Objective:
Transcribe the records below exactly, leaving out any pictures.

(Dataset items)
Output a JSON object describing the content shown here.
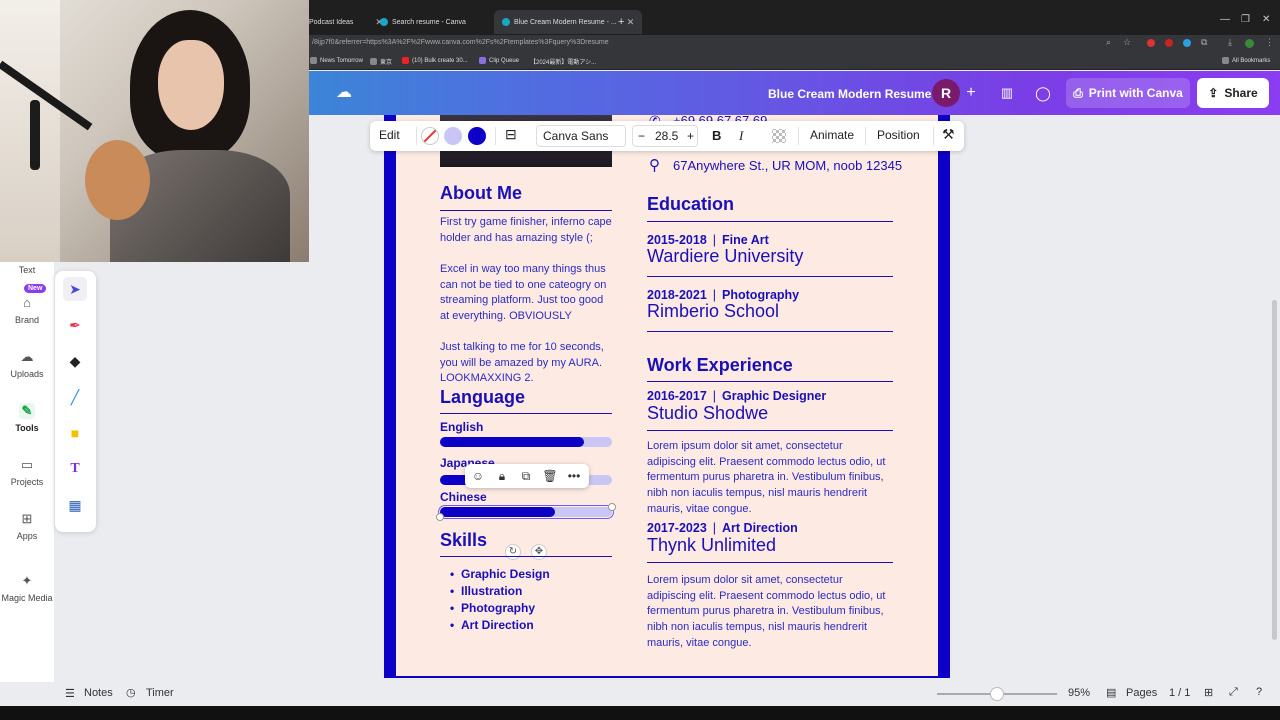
{
  "browser": {
    "tabs": [
      {
        "label": "Podcast Ideas"
      },
      {
        "label": "Search resume - Canva"
      },
      {
        "label": "Blue Cream Modern Resume - ..."
      }
    ],
    "new_tab_icon": "plus-icon",
    "url": "/8ijp7f0&referrer=https%3A%2F%2Fwww.canva.com%2Fs%2Ftemplates%3Fquery%3Dresume",
    "bookmarks": [
      {
        "label": "News Tomorrow"
      },
      {
        "label": "東京"
      },
      {
        "label": "(10) Bulk create 30..."
      },
      {
        "label": "Clip Queue"
      },
      {
        "label": "【2024最新】電動アシ..."
      }
    ],
    "all_bookmarks": "All Bookmarks"
  },
  "header": {
    "title": "Blue Cream Modern Resume",
    "avatar_letter": "R",
    "print_label": "Print with Canva",
    "share_label": "Share"
  },
  "leftrail": {
    "items": [
      {
        "label": "Text",
        "icon": "text-icon"
      },
      {
        "label": "Brand",
        "icon": "brand-icon"
      },
      {
        "label": "Uploads",
        "icon": "cloud-upload-icon"
      },
      {
        "label": "Tools",
        "icon": "tools-icon"
      },
      {
        "label": "Projects",
        "icon": "folder-icon"
      },
      {
        "label": "Apps",
        "icon": "apps-icon"
      },
      {
        "label": "Magic Media",
        "icon": "magic-media-icon"
      }
    ],
    "new_badge": "New"
  },
  "text_toolbar": {
    "edit": "Edit",
    "font": "Canva Sans",
    "minus": "−",
    "size": "28.5",
    "plus": "+",
    "bold": "B",
    "italic": "I",
    "animate": "Animate",
    "position": "Position"
  },
  "resume": {
    "address": "67Anywhere St., UR MOM, noob 12345",
    "phone_partial": "+69 69 67 67 69",
    "about": {
      "title": "About Me",
      "p1": "First try game finisher, inferno cape holder and has amazing style (;",
      "p2": "Excel in way too many things thus can not be tied to one cateogry on streaming platform. Just too good at everything. OBVIOUSLY",
      "p3": "Just talking to me for 10 seconds, you will be amazed by my AURA. LOOKMAXXING 2."
    },
    "language": {
      "title": "Language",
      "items": [
        {
          "name": "English",
          "level": 0.84
        },
        {
          "name": "Japanese",
          "level": 0.33
        },
        {
          "name": "Chinese",
          "level": 0.67
        }
      ]
    },
    "skills": {
      "title": "Skills",
      "items": [
        "Graphic Design",
        "Illustration",
        "Photography",
        "Art Direction"
      ]
    },
    "education": {
      "title": "Education",
      "entries": [
        {
          "years": "2015-2018",
          "field": "Fine Art",
          "school": "Wardiere University"
        },
        {
          "years": "2018-2021",
          "field": "Photography",
          "school": "Rimberio School"
        }
      ]
    },
    "work": {
      "title": "Work Experience",
      "entries": [
        {
          "years": "2016-2017",
          "role": "Graphic Designer",
          "company": "Studio Shodwe",
          "desc": "Lorem ipsum dolor sit amet, consectetur adipiscing elit. Praesent commodo lectus odio, ut fermentum purus pharetra in. Vestibulum finibus, nibh non iaculis tempus, nisl mauris hendrerit mauris, vitae congue."
        },
        {
          "years": "2017-2023",
          "role": "Art Direction",
          "company": "Thynk Unlimited",
          "desc": "Lorem ipsum dolor sit amet, consectetur adipiscing elit. Praesent commodo lectus odio, ut fermentum purus pharetra in. Vestibulum finibus, nibh non iaculis tempus, nisl mauris hendrerit mauris, vitae congue."
        }
      ]
    }
  },
  "bottom": {
    "notes": "Notes",
    "timer": "Timer",
    "zoom": "95%",
    "pages_label": "Pages",
    "page_count": "1 / 1",
    "zoom_level": 0.5
  },
  "colors": {
    "accent": "#0d00c7",
    "page_bg": "#fdeae3",
    "header_gradient_start": "#1ea7c9",
    "header_gradient_end": "#8b3df0"
  }
}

Task result:
Output a JSON object describing the content shown here.
{
  "browser": {
    "tabs": [
      {
        "label": "Podcast Ideas"
      },
      {
        "label": "Search resume - Canva"
      },
      {
        "label": "Blue Cream Modern Resume - ..."
      }
    ],
    "new_tab_icon": "plus-icon",
    "url": "/8ijp7f0&referrer=https%3A%2F%2Fwww.canva.com%2Fs%2Ftemplates%3Fquery%3Dresume",
    "bookmarks": [
      {
        "label": "News Tomorrow"
      },
      {
        "label": "東京"
      },
      {
        "label": "(10) Bulk create 30..."
      },
      {
        "label": "Clip Queue"
      },
      {
        "label": "【2024最新】電動アシ..."
      }
    ],
    "all_bookmarks": "All Bookmarks"
  },
  "header": {
    "title": "Blue Cream Modern Resume",
    "avatar_letter": "R",
    "print_label": "Print with Canva",
    "share_label": "Share"
  },
  "leftrail": {
    "items": [
      {
        "label": "Text",
        "icon": "text-icon"
      },
      {
        "label": "Brand",
        "icon": "brand-icon"
      },
      {
        "label": "Uploads",
        "icon": "cloud-upload-icon"
      },
      {
        "label": "Tools",
        "icon": "tools-icon"
      },
      {
        "label": "Projects",
        "icon": "folder-icon"
      },
      {
        "label": "Apps",
        "icon": "apps-icon"
      },
      {
        "label": "Magic Media",
        "icon": "magic-media-icon"
      }
    ],
    "new_badge": "New"
  },
  "text_toolbar": {
    "edit": "Edit",
    "font": "Canva Sans",
    "minus": "−",
    "size": "28.5",
    "plus": "+",
    "bold": "B",
    "italic": "I",
    "animate": "Animate",
    "position": "Position"
  },
  "resume": {
    "address": "67Anywhere St., UR MOM, noob 12345",
    "phone_partial": "+69 69 67 67 69",
    "about": {
      "title": "About Me",
      "p1": "First try game finisher, inferno cape holder and has amazing style (;",
      "p2": "Excel in way too many things thus can not be tied to one cateogry on streaming platform. Just too good at everything. OBVIOUSLY",
      "p3": "Just talking to me for 10 seconds, you will be amazed by my AURA. LOOKMAXXING 2."
    },
    "language": {
      "title": "Language",
      "items": [
        {
          "name": "English",
          "level": 0.84
        },
        {
          "name": "Japanese",
          "level": 0.33
        },
        {
          "name": "Chinese",
          "level": 0.67
        }
      ]
    },
    "skills": {
      "title": "Skills",
      "items": [
        "Graphic Design",
        "Illustration",
        "Photography",
        "Art Direction"
      ]
    },
    "education": {
      "title": "Education",
      "entries": [
        {
          "years": "2015-2018",
          "field": "Fine Art",
          "school": "Wardiere University"
        },
        {
          "years": "2018-2021",
          "field": "Photography",
          "school": "Rimberio School"
        }
      ]
    },
    "work": {
      "title": "Work Experience",
      "entries": [
        {
          "years": "2016-2017",
          "role": "Graphic Designer",
          "company": "Studio Shodwe",
          "desc": "Lorem ipsum dolor sit amet, consectetur adipiscing elit. Praesent commodo lectus odio, ut fermentum purus pharetra in. Vestibulum finibus, nibh non iaculis tempus, nisl mauris hendrerit mauris, vitae congue."
        },
        {
          "years": "2017-2023",
          "role": "Art Direction",
          "company": "Thynk Unlimited",
          "desc": "Lorem ipsum dolor sit amet, consectetur adipiscing elit. Praesent commodo lectus odio, ut fermentum purus pharetra in. Vestibulum finibus, nibh non iaculis tempus, nisl mauris hendrerit mauris, vitae congue."
        }
      ]
    }
  },
  "bottom": {
    "notes": "Notes",
    "timer": "Timer",
    "zoom": "95%",
    "pages_label": "Pages",
    "page_count": "1 / 1",
    "zoom_level": 0.5
  },
  "colors": {
    "accent": "#0d00c7",
    "page_bg": "#fdeae3",
    "header_gradient_start": "#1ea7c9",
    "header_gradient_end": "#8b3df0"
  }
}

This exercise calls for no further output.